**SOURCE EXCERPT**.
-=-=-=-=-
Then came 1979 and another shift. If you read the cabinet papers of the period (as I have), it is clear that Margaret Thatcher herself had few ideas about what she wanted to do apart from helping homeowners (read more in my book Broke), but the revolution had been brewed by Nigel Lawson and Geoffrey Howe and their young apparachiks, meeting in Howe’s flat in Vauxhall every Tuesday evening for some years before.
So, thanks to Trump and Brexit, the old order is now staggering again, and is probably fatally wounded, but neither administration in the USA or UK appears to have much idea about what to do instead. So where, I am asking myself, is the new philosophy going to emerge from?
There is no body of knowledge, or techniques, waiting in the corner of the Treasury ready to be picked up and enacted. As far as I know. Nor do we have long.
It seems likely that the markets will crash again in October (you read it here first, though the latest issue of Fortune carries the headline ‘The end is near!’). Trump is too backward to know what to do. So is the current UK government.
Otherwise, there is the exhausted remains of market fundamentalism, residing at the IEA and Cato Institute. There is the equally exhausted reheated thinking from 1945 wafting about. Neither is really going to cut the mustard, as they say.
Probably the only internationally recognised body of economic ideas which would stand the scrutiny are the ideas around inclusive growth – but these have mainly taken root in cities on both sides of the Atlantic, rather than governments.
It maybe that radicals and centrists would serve the future better, not by endlessly refighting the Brexit argument – but by making sure we have a body of ideas ready for when the roof falls in, sometime next year I expect. As I say, we don’t have very long.
-=-=-=-=-
**SUPPLIED MATERIAL**.
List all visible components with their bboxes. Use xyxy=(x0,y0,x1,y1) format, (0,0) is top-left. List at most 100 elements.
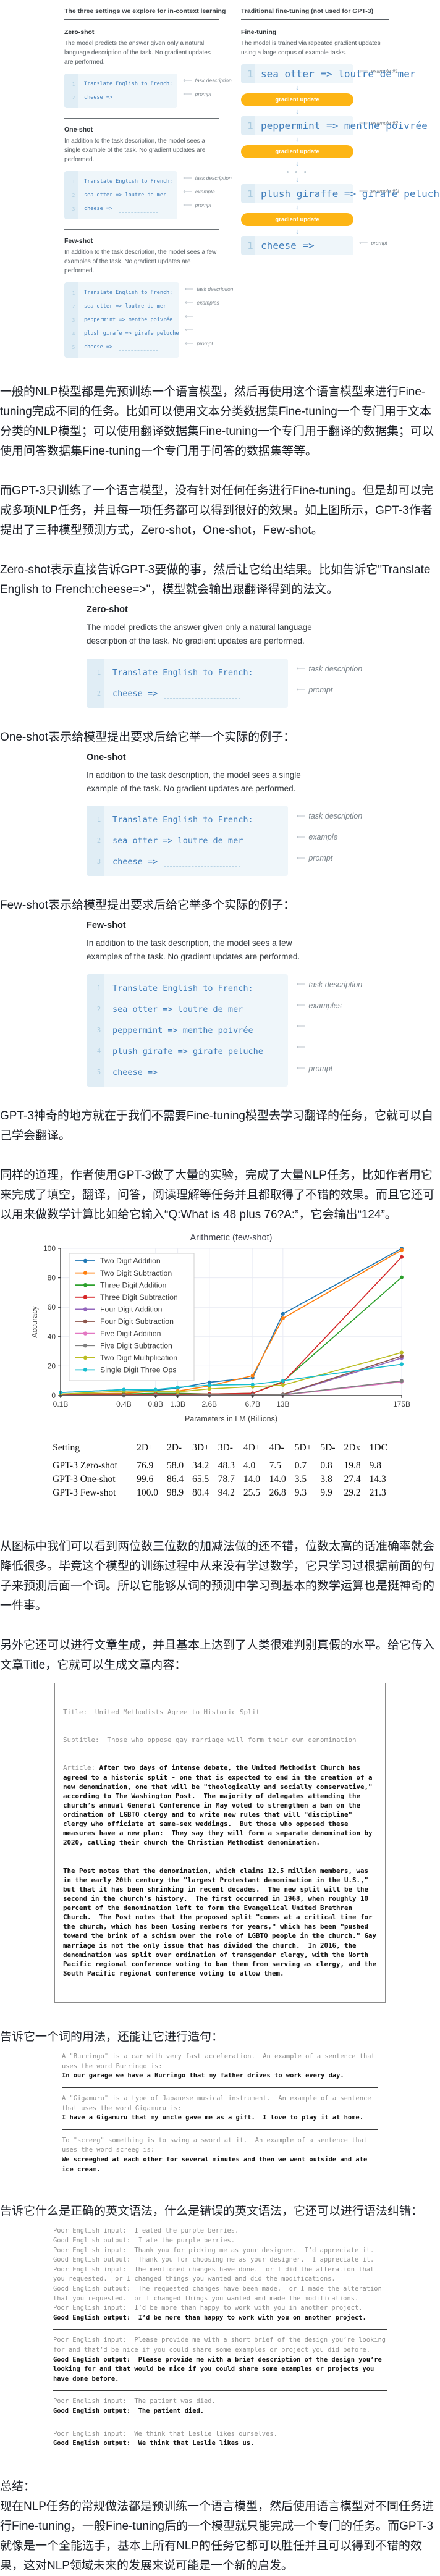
-=-=-=-=-
**REQUIREMENT**. Repeat word for word everything in the passage on new economic thinking from "It seems likely" down to "as they say.". You can set the material aside; it isn't needed.

**EXERCISE RESULT**.
It seems likely that the markets will crash again in October (you read it here first, though the latest issue of Fortune carries the headline ‘The end is near!’). Trump is too backward to know what to do. So is the current UK government.
Otherwise, there is the exhausted remains of market fundamentalism, residing at the IEA and Cato Institute. There is the equally exhausted reheated thinking from 1945 wafting about. Neither is really going to cut the mustard, as they say.